Problem statement: Pick out each line with the word "cdot" from the material that follows.

Data to use:
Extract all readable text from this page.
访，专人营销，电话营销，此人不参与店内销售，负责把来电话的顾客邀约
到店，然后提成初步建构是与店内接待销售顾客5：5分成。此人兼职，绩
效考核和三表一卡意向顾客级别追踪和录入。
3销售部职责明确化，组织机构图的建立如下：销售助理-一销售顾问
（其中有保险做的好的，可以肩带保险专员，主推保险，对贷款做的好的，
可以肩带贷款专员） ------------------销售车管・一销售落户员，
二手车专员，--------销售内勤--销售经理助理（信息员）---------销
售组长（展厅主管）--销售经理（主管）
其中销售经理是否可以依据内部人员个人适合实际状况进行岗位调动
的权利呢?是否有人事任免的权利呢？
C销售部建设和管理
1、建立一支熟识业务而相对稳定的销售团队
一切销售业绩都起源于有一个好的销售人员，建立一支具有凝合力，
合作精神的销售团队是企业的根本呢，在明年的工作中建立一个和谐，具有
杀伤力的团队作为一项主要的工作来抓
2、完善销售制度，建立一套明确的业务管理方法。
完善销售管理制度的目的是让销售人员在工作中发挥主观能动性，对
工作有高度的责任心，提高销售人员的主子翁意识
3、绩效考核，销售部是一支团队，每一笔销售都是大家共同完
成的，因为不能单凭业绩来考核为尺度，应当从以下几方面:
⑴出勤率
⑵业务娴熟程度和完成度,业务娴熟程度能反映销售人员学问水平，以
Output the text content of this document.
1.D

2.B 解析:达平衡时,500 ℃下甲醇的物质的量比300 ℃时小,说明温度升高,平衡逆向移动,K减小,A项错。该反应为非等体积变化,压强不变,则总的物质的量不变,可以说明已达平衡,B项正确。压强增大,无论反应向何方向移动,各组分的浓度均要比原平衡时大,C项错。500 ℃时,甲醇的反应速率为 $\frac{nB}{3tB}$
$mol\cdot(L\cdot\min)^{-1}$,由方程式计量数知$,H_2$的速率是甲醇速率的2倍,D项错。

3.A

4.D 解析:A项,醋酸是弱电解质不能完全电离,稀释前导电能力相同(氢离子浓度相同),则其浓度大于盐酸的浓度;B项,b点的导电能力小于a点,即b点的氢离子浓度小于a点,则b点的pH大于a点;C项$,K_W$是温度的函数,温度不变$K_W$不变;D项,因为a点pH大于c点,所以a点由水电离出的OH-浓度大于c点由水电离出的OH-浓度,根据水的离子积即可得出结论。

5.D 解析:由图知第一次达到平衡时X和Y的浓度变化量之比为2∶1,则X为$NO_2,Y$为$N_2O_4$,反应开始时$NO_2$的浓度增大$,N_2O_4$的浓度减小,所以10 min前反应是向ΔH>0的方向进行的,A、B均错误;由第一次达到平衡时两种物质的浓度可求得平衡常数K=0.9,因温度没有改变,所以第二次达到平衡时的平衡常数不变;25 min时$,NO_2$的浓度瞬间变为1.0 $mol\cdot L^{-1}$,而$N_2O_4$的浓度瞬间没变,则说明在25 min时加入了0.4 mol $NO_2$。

Task answer:
$mol\cdot(L\cdot\min)^{-1}$,由方程式计量数知$,H_2$的速率是甲醇速率的2倍,D项错。
5.D 解析:由图知第一次达到平衡时X和Y的浓度变化量之比为2∶1,则X为$NO_2,Y$为$N_2O_4$,反应开始时$NO_2$的浓度增大$,N_2O_4$的浓度减小,所以10 min前反应是向ΔH>0的方向进行的,A、B均错误;由第一次达到平衡时两种物质的浓度可求得平衡常数K=0.9,因温度没有改变,所以第二次达到平衡时的平衡常数不变;25 min时$,NO_2$的浓度瞬间变为1.0 $mol\cdot L^{-1}$,而$N_2O_4$的浓度瞬间没变,则说明在25 min时加入了0.4 mol $NO_2$。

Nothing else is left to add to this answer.